DIRECTIONS —
1 > Using the Sangmok Kim profile, answer each question:
(a) In which two cities is N.E.E.D. based?
(b) Which prize did 'FishWORKS' win, and in what year?
(c) From which university does Sangmok Kim hold a Master of Architecture?
2 > Rewrite the paragraph of the Sangmok Kim profile that begins "Sangmok Kim is a principal" as a short bulleted list, keeping its main facts.
— Begin QUOTED PASSAGE —
Sangmok Kim, AIA LEED AP

Sangmok Kim

Sangmok Kim is a principal and a co-founder of N.E.E.D., a multidisciplinary design practice based in New York and Seoul that focuses on exploring the sublime relationships between architecture and landscape. Led by two partners, Sangmok Kim and Sungwoo Kim, their first internationally acclaimed project was ‘FishWORKS’, which won the First Place Emerging New York Architects Prize in 2008. Since then the winning projects have ranged from Seoul Performing Arts Center, Wonji Municipal Crematorium, Yongsan US Military Base Regeneration and Wirye New City Masterplan among many others.

He holds a Bachelor of Science in Architecture from Seoul National University in Korea, and a Master of Architecture from Columbia University with Honor Award for Excellence in Design.
— End QUOTED PASSAGE —
— Begin DATASET ROWS —
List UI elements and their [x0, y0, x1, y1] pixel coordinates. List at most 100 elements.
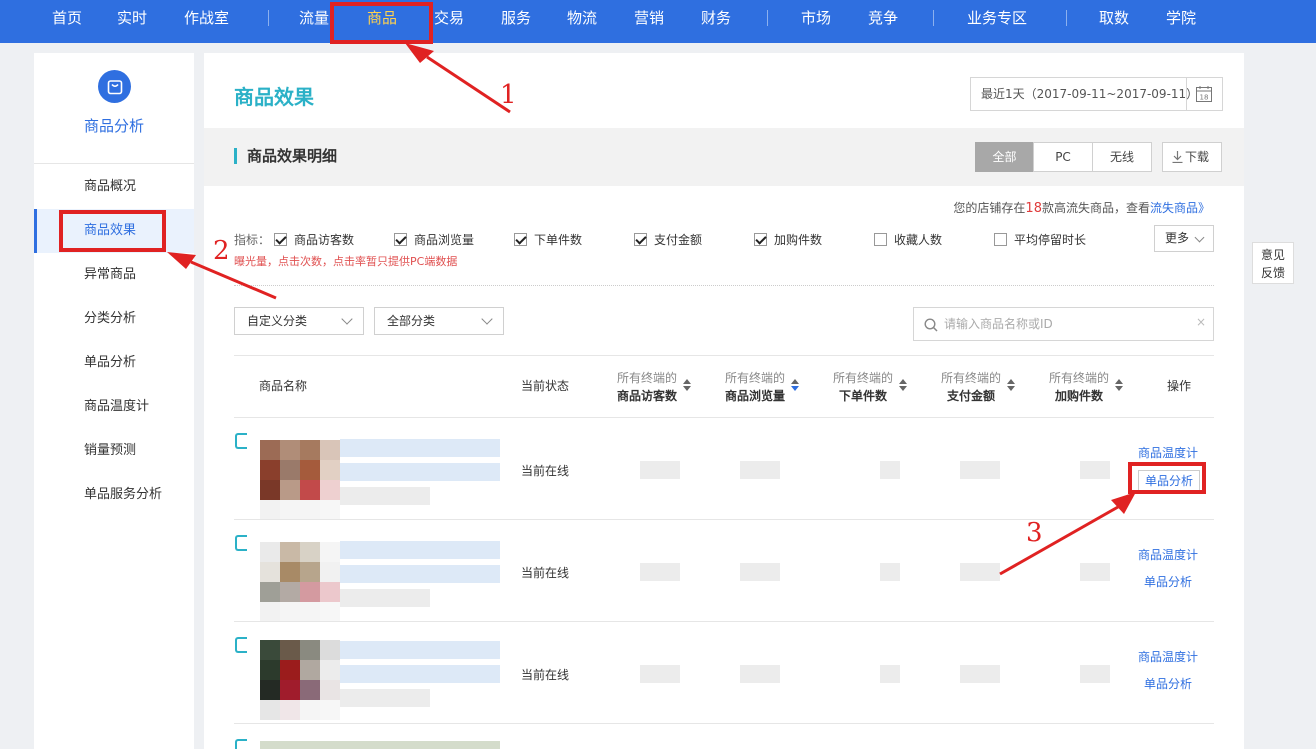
- more-indicators-button[interactable]: 更多: [1154, 225, 1214, 252]
- sidebar-item-single-product-analysis[interactable]: 单品分析: [34, 341, 194, 385]
- single-product-analysis-link[interactable]: 单品分析: [1144, 675, 1192, 692]
- calendar-icon[interactable]: 18: [1195, 85, 1213, 103]
- row-checkbox[interactable]: [235, 535, 247, 551]
- nav-finance[interactable]: 财务: [701, 0, 731, 36]
- page-title: 商品效果: [234, 85, 314, 109]
- sort-icon[interactable]: [683, 379, 692, 393]
- indicator-pageviews[interactable]: 商品浏览量: [394, 231, 474, 248]
- nav-market[interactable]: 市场: [801, 0, 831, 36]
- download-label: 下载: [1185, 150, 1210, 164]
- product-thermometer-link[interactable]: 商品温度计: [1138, 546, 1198, 563]
- col-header-payment-amount[interactable]: 所有终端的 支付金额: [941, 369, 1016, 405]
- col-header-line2: 商品访客数: [617, 389, 678, 403]
- tab-all[interactable]: 全部: [975, 142, 1034, 172]
- nav-service[interactable]: 服务: [501, 0, 531, 36]
- indicator-payment-amount[interactable]: 支付金额: [634, 231, 702, 248]
- sidebar-item-sales-forecast[interactable]: 销量预测: [34, 429, 194, 473]
- search-input[interactable]: [944, 314, 1194, 334]
- chevron-down-icon: [481, 313, 493, 325]
- tab-wireless[interactable]: 无线: [1092, 142, 1152, 172]
- col-header-visitors[interactable]: 所有终端的 商品访客数: [617, 369, 692, 405]
- download-button[interactable]: 下载: [1162, 142, 1222, 172]
- metric-value-blurred: [740, 563, 780, 581]
- clear-icon[interactable]: ×: [1196, 315, 1206, 329]
- nav-business-zone[interactable]: 业务专区: [967, 0, 1027, 36]
- single-product-analysis-link[interactable]: 单品分析: [1144, 573, 1192, 590]
- nav-data-fetch[interactable]: 取数: [1099, 0, 1129, 36]
- indicator-order-items[interactable]: 下单件数: [514, 231, 582, 248]
- metric-value-blurred: [880, 563, 900, 581]
- product-thermometer-link[interactable]: 商品温度计: [1138, 444, 1198, 461]
- table-top-line: [234, 355, 1214, 356]
- divider: [234, 285, 1214, 286]
- product-id-blurred: [340, 689, 430, 707]
- product-thumbnail[interactable]: [260, 440, 340, 520]
- nav-logistics[interactable]: 物流: [567, 0, 597, 36]
- sort-icon[interactable]: [1007, 379, 1016, 393]
- row-checkbox[interactable]: [235, 637, 247, 653]
- col-header-order-items[interactable]: 所有终端的 下单件数: [833, 369, 908, 405]
- product-thumbnail[interactable]: [260, 542, 340, 622]
- indicator-favorites[interactable]: 收藏人数: [874, 231, 942, 248]
- annotation-number-1: 1: [500, 80, 517, 110]
- product-name-blurred[interactable]: [340, 641, 500, 659]
- lost-products-link[interactable]: 流失商品》: [1150, 201, 1210, 215]
- product-name-blurred[interactable]: [340, 541, 500, 559]
- checkbox[interactable]: [274, 233, 287, 246]
- product-thumbnail[interactable]: [260, 640, 340, 720]
- sort-icon[interactable]: [1115, 379, 1124, 393]
- product-status: 当前在线: [521, 464, 570, 478]
- product-thermometer-link[interactable]: 商品温度计: [1138, 648, 1198, 665]
- row-checkbox[interactable]: [235, 433, 247, 449]
- tab-pc[interactable]: PC: [1033, 142, 1093, 172]
- nav-home[interactable]: 首页: [52, 0, 82, 36]
- checkbox[interactable]: [994, 233, 1007, 246]
- checkbox[interactable]: [514, 233, 527, 246]
- nav-traffic[interactable]: 流量: [299, 0, 329, 36]
- custom-category-select[interactable]: 自定义分类: [234, 307, 364, 335]
- checkbox[interactable]: [394, 233, 407, 246]
- notice-prefix: 您的店铺存在: [953, 201, 1026, 215]
- col-header-line2: 加购件数: [1055, 389, 1104, 403]
- col-header-line1: 所有终端的: [833, 371, 894, 385]
- metric-value-blurred: [1080, 461, 1110, 479]
- col-header-cart-items[interactable]: 所有终端的 加购件数: [1049, 369, 1124, 405]
- sidebar-item-product-overview[interactable]: 商品概况: [34, 165, 194, 209]
- all-category-select[interactable]: 全部分类: [374, 307, 504, 335]
- checkbox[interactable]: [874, 233, 887, 246]
- nav-competition[interactable]: 竞争: [868, 0, 898, 36]
- metric-value-blurred: [960, 665, 1000, 683]
- product-name-blurred[interactable]: [340, 439, 500, 457]
- col-header-line2: 支付金额: [947, 389, 996, 403]
- top-navigation: 首页 实时 作战室 流量 商品 交易 服务 物流 营销 财务 市场 竞争 业务专…: [0, 0, 1316, 43]
- download-icon: [1172, 151, 1183, 163]
- sidebar-item-abnormal-products[interactable]: 异常商品: [34, 253, 194, 297]
- indicator-visitors[interactable]: 商品访客数: [274, 231, 354, 248]
- nav-academy[interactable]: 学院: [1166, 0, 1196, 36]
- date-range-picker[interactable]: 最近1天（2017-09-11~2017-09-11） 18: [970, 77, 1223, 111]
- nav-trade[interactable]: 交易: [434, 0, 464, 36]
- checkbox[interactable]: [634, 233, 647, 246]
- sort-icon[interactable]: [899, 379, 908, 393]
- row-divider: [234, 723, 1214, 724]
- sidebar: 商品分析 商品概况 商品效果 异常商品 分类分析 单品分析 商品温度计 销量预测…: [34, 53, 194, 749]
- sidebar-item-product-thermometer[interactable]: 商品温度计: [34, 385, 194, 429]
- metric-value-blurred: [960, 461, 1000, 479]
- sidebar-item-category-analysis[interactable]: 分类分析: [34, 297, 194, 341]
- col-header-pageviews[interactable]: 所有终端的 商品浏览量: [725, 369, 800, 405]
- nav-realtime[interactable]: 实时: [117, 0, 147, 36]
- sort-icon[interactable]: [791, 379, 800, 393]
- nav-marketing[interactable]: 营销: [634, 0, 664, 36]
- indicator-cart-items[interactable]: 加购件数: [754, 231, 822, 248]
- indicator-avg-stay-time[interactable]: 平均停留时长: [994, 231, 1086, 248]
- more-label: 更多: [1165, 231, 1190, 245]
- checkbox[interactable]: [754, 233, 767, 246]
- indicator-label: 平均停留时长: [1014, 233, 1087, 247]
- nav-war-room[interactable]: 作战室: [184, 0, 229, 36]
- row-checkbox[interactable]: [235, 739, 247, 749]
- indicator-label: 商品浏览量: [414, 233, 475, 247]
- sidebar-item-single-service-analysis[interactable]: 单品服务分析: [34, 473, 194, 517]
- feedback-button[interactable]: 意见 反馈: [1252, 242, 1294, 284]
- product-name-blurred: [340, 665, 500, 683]
- divider: [34, 163, 194, 164]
— End DATASET ROWS —
PROBLEM SOLUTIONS —
1 >
(a) New York and Seoul.
(b) The First Place Emerging New York Architects Prize, in 2008.
(c) Columbia University.

2 >
- Sangmok Kim is a principal and co-founder of N.E.E.D., a multidisciplinary design practice in New York and Seoul.
- The practice explores the relationships between architecture and landscape.
- It is led by two partners, Sangmok Kim and Sungwoo Kim.
- Its first internationally acclaimed project, 'FishWORKS', won the First Place Emerging New York Architects Prize in 2008.
- Later winning projects include the Seoul Performing Arts Center, Wonji Municipal Crematorium, Yongsan US Military Base Regeneration and Wirye New City Masterplan.